Uniformly controlled rotations (also called multiplexed rotations). The decomposition is based on ‘Synthesis of Quantum Logic Circuits’ by V. Shende et al. (https://arxiv.org/pdf/quant-ph/0406176.pdf)

Input: angle_list = list of (real) rotation angles [a_0,…,a_{2^k-1}]

Create a new gate.

Parameters

  • name – The Qobj name of the gate.
  • num_qubits – The number of qubits the gate acts on.
  • params – A list of parameters.
  • label – An optional label for the gate.

Methods

add_decomposition

UCRXGate.add_decomposition(decomposition)

Add a decomposition of the instruction to the SessionEquivalenceLibrary.

assemble

UCRXGate.assemble()

Assemble a QasmQobjInstruction

broadcast_arguments

UCRXGate.broadcast_arguments(qargs, cargs)

Validation and handling of the arguments and its relationship.

For example, cx([q[0],q[1]], q[2]) means cx(q[0], q[2]); cx(q[1], q[2]). This method yields the arguments in the right grouping. In the given example:

in: [[q[0],q[1]], q[2]],[]
outs: [q[0], q[2]], []
      [q[1], q[2]], []

The general broadcasting rules are:

  • If len(qargs) == 1:

    [q[0], q[1]] -> [q[0]],[q[1]]
  • If len(qargs) == 2:

    [[q[0], q[1]], [r[0], r[1]]] -> [q[0], r[0]], [q[1], r[1]]
    [[q[0]], [r[0], r[1]]]       -> [q[0], r[0]], [q[0], r[1]]
    [[q[0], q[1]], [r[0]]]       -> [q[0], r[0]], [q[1], r[0]]
  • If len(qargs) >= 3:

    [q[0], q[1]], [r[0], r[1]],  ...] -> [q[0], r[0], ...], [q[1], r[1], ...]

Parameters

  • qargs (List) – List of quantum bit arguments.
  • cargs (List) – List of classical bit arguments.

Return type

Tuple[List, List]

Returns

A tuple with single arguments.

Raises

CircuitError – If the input is not valid. For example, the number of arguments does not match the gate expectation.

c_if

UCRXGate.c_if(classical, val)

Set a classical equality condition on this instruction between the register or cbit classical and value val.

Note

This is a setter method, not an additive one. Calling this multiple times will silently override any previously set condition; it does not stack.

control

UCRXGate.control(num_ctrl_qubits=1, label=None, ctrl_state=None)

Return controlled version of gate. See ControlledGate for usage.

Parameters

  • num_ctrl_qubits (int) – number of controls to add to gate (default=1)
  • label (Optional[str]) – optional gate label
  • ctrl_state (Union[str, int, None]) – The control state in decimal or as a bitstring (e.g. ‘111’). If None, use 2**num_ctrl_qubits-1.

Stated problem A:
Answer these questions from the UCRXGate documentation:
(i) Which paper is the decomposition of uniformly controlled rotations based on?
(ii) What error does broadcast_arguments raise when the input is not valid?
(iii) What happens if c_if is called more than once on the same instruction?
Stated problem B:
Extend the UCRXGate documentation, starting after its final parameter entry for ctrl_state.
The lines that come after this point are separate material and are not part of the UCRXGate documentation.

Supplied information:
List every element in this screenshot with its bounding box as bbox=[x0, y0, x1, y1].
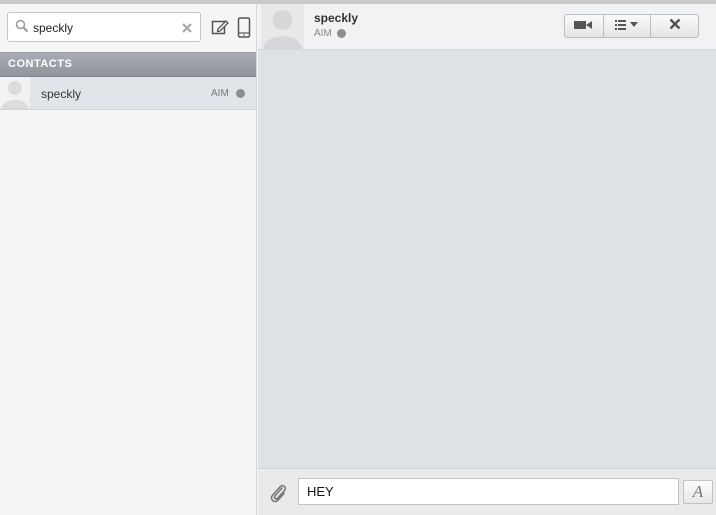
messenger-window: CONTACTS speckly AIM speckly AIM bbox=[0, 0, 716, 515]
chat-header: speckly AIM bbox=[258, 4, 716, 50]
mobile-icon[interactable] bbox=[237, 17, 251, 38]
close-chat-button[interactable] bbox=[651, 15, 698, 37]
contact-service-label: AIM bbox=[211, 88, 229, 99]
contacts-header: CONTACTS bbox=[0, 52, 256, 77]
status-indicator-icon bbox=[236, 89, 245, 98]
composer: A bbox=[258, 468, 716, 515]
avatar bbox=[261, 4, 304, 49]
status-indicator-icon bbox=[337, 29, 346, 38]
sidebar: CONTACTS speckly AIM bbox=[0, 4, 257, 515]
video-camera-icon bbox=[574, 17, 594, 35]
search-icon bbox=[15, 19, 29, 33]
message-input[interactable] bbox=[298, 478, 679, 505]
close-icon bbox=[669, 17, 681, 35]
chat-actions bbox=[564, 14, 699, 38]
compose-icon[interactable] bbox=[211, 18, 229, 36]
chat-contact-name: speckly bbox=[314, 11, 359, 25]
options-menu-button[interactable] bbox=[604, 15, 651, 37]
search-box[interactable] bbox=[7, 12, 201, 42]
list-menu-icon bbox=[615, 17, 639, 35]
video-call-button[interactable] bbox=[565, 15, 604, 37]
message-area[interactable] bbox=[258, 50, 716, 468]
contact-name: speckly bbox=[41, 87, 82, 101]
font-button[interactable]: A bbox=[683, 480, 713, 504]
avatar bbox=[0, 77, 30, 109]
chat-service-label: AIM bbox=[314, 28, 332, 39]
chat-pane: speckly AIM HEY A bbox=[258, 4, 716, 515]
clear-search-icon[interactable] bbox=[181, 21, 193, 33]
contact-row[interactable]: speckly AIM bbox=[0, 77, 256, 110]
paperclip-icon[interactable] bbox=[268, 482, 288, 504]
search-input[interactable] bbox=[33, 18, 173, 38]
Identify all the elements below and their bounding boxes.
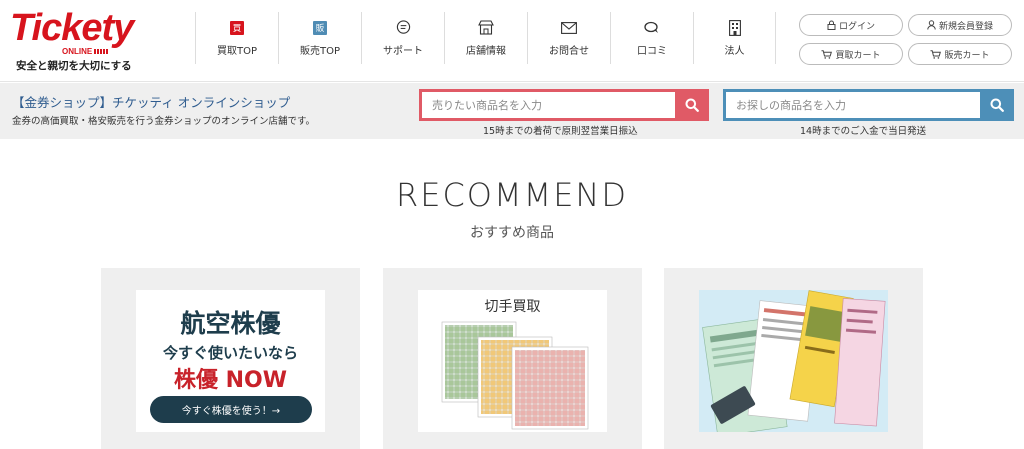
logo-online: ONLINE [62, 47, 108, 56]
cart-icon [930, 49, 942, 59]
sell-note: 15時までの着荷で原則翌営業日振込 [483, 126, 638, 137]
nav-contact[interactable]: お問合せ [527, 12, 610, 64]
recommend-card-stamps[interactable]: 切手買取 [383, 268, 642, 449]
site-header: Tickety ONLINE 安全と親切を大切にする 買 買取TOP 販 販売T… [0, 0, 1024, 82]
nav-label: 買取TOP [216, 45, 257, 57]
nav-label: 販売TOP [299, 45, 340, 57]
jr-tickets-banner [699, 290, 888, 432]
nav-label: 法人 [724, 45, 745, 57]
logo-tagline: 安全と親切を大切にする [16, 60, 132, 72]
nav-buy-top[interactable]: 買 買取TOP [195, 12, 278, 64]
building-icon [727, 19, 743, 36]
nav-reviews[interactable]: 口コミ [610, 12, 693, 64]
main-nav: 買 買取TOP 販 販売TOP サポート 店舗情報 お問合せ 口コミ 法人 [195, 12, 776, 64]
login-button[interactable]: ログイン [799, 14, 903, 36]
banner-heading: 航空株優 [180, 309, 281, 338]
nav-support[interactable]: サポート [361, 12, 444, 64]
store-icon [478, 20, 494, 36]
nav-sell-top[interactable]: 販 販売TOP [278, 12, 361, 64]
sell-search: 売りたい商品名を入力 [419, 89, 709, 121]
support-chat-icon [395, 20, 411, 36]
search-icon [685, 98, 699, 112]
lock-icon [827, 20, 836, 30]
banner-subheading: 今すぐ使いたいなら [162, 344, 298, 362]
sell-cart-button[interactable]: 販売カート [908, 43, 1012, 65]
register-button[interactable]: 新規会員登録 [908, 14, 1012, 36]
buy-search: お探しの商品名を入力 [723, 89, 1014, 121]
tickets-image [699, 290, 888, 432]
recommend-card-airline[interactable]: 航空株優 今すぐ使いたいなら 株優 NOW 今すぐ株優を使う！→ [101, 268, 360, 449]
buy-search-input[interactable]: お探しの商品名を入力 [723, 89, 980, 121]
shop-description: 金券の高価買取・格安販売を行う金券ショップのオンライン店舗です。 [12, 116, 316, 127]
sell-search-input[interactable]: 売りたい商品名を入力 [419, 89, 675, 121]
sell-search-button[interactable] [675, 89, 709, 121]
banner-brand: 株優 NOW [173, 368, 288, 393]
buy-cart-button[interactable]: 買取カート [799, 43, 903, 65]
buy-note: 14時までのご入金で当日発送 [800, 126, 927, 137]
logo-wordmark: Tickety [10, 7, 134, 49]
account-buttons: ログイン 新規会員登録 買取カート 販売カート [799, 14, 1014, 65]
nav-label: お問合せ [549, 45, 589, 57]
shop-title: 【金券ショップ】チケッティ オンラインショップ [12, 95, 291, 110]
use-now-button[interactable]: 今すぐ株優を使う！→ [150, 396, 312, 423]
search-icon [990, 98, 1004, 112]
nav-label: サポート [383, 45, 423, 57]
nav-label: 口コミ [637, 45, 667, 57]
search-band: 【金券ショップ】チケッティ オンラインショップ 金券の高価買取・格安販売を行う金… [0, 83, 1024, 139]
nav-corporate[interactable]: 法人 [693, 12, 776, 64]
user-icon [927, 20, 936, 30]
review-bubble-icon [644, 20, 660, 36]
recommend-subtitle: おすすめ商品 [470, 225, 554, 241]
airline-banner: 航空株優 今すぐ使いたいなら 株優 NOW 今すぐ株優を使う！→ [136, 290, 325, 432]
tickety-logo[interactable]: Tickety ONLINE 安全と親切を大切にする [10, 7, 150, 72]
cart-icon [821, 49, 833, 59]
recommend-title: RECOMMEND [396, 176, 628, 214]
nav-store-info[interactable]: 店舗情報 [444, 12, 527, 64]
recommend-card-jr-tickets[interactable] [664, 268, 923, 449]
stamp-banner: 切手買取 [418, 290, 607, 432]
sell-badge-icon: 販 [313, 20, 327, 35]
mail-icon [561, 20, 577, 36]
stamp-sheets-image [441, 321, 589, 430]
buy-search-button[interactable] [980, 89, 1014, 121]
buy-badge-icon: 買 [230, 20, 244, 35]
nav-label: 店舗情報 [466, 45, 506, 57]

Task result A:
(i) 'Synthesis of Quantum Logic Circuits' by V. Shende et al.
(ii) CircuitError.
(iii) Each call silently overrides any previously set condition, so conditions do not stack.

Task result B:
Returns

Controlled version of gate. This default algorithm uses num_ctrl_qubits-1 ancillae qubits so returns a gate of size num_qubits + 2*num_ctrl_qubits - 1.

Return type

qiskit.circuit.ControlledGate

Raises

QiskitError – unrecognized mode or invalid ctrl_state

copy

UCRXGate.copy(name=None)

Copy of the instruction.

Parameters

name (str) – name to be given to the copied circuit, if None then the name stays the same.

Returns

a copy of the current instruction, with the name

updated if it was provided

Return type

qiskit.circuit.Instruction

inverse

UCRXGate.inverse()

Invert this instruction.

If the instruction is composite (i.e. has a definition), then its definition will be recursively inverted.

Special instructions inheriting from Instruction can implement their own inverse (e.g. T and Tdg, Barrier, etc.)

Returns

a fresh instruction for the inverse

Return type

qiskit.circuit.Instruction

Raises

CircuitError – if the instruction is not composite and an inverse has not been implemented for it.

is_parameterized

UCRXGate.is_parameterized()

Return True .IFF. instruction is parameterized else False

power

UCRXGate.power(exponent)

Creates a unitary gate as gate^exponent.

Parameters

exponent (float) – Gate^exponent

Returns

To which to_matrix is self.to_matrix^exponent.

Return type

qiskit.extensions.UnitaryGate

Raises

CircuitError – If Gate is not unitary

qasm

UCRXGate.qasm()

Return a default OpenQASM string for the instruction.

Derived instructions may override this to print in a different format (e.g. measure q[0] -> c[0];).

repeat

UCRXGate.repeat(n)

Creates an instruction with gate repeated n amount of times.

Parameters

n (int) – Number of times to repeat the instruction

Returns

Containing the definition.

Return type

qiskit.circuit.Instruction

Raises

CircuitError – If n < 1.

reverse_ops

UCRXGate.reverse_ops()

For a composite instruction, reverse the order of sub-instructions.

This is done by recursively reversing all sub-instructions. It does not invert any gate.

Returns

a new instruction with

sub-instructions reversed.

Return type

qiskit.circuit.Instruction

soft_compare

UCRXGate.soft_compare(other)

Soft comparison between gates. Their names, number of qubits, and classical bit numbers must match. The number of parameters must match. Each parameter is compared. If one is a ParameterExpression then it is not taken into account.

Parameters

other (instruction) – other instruction.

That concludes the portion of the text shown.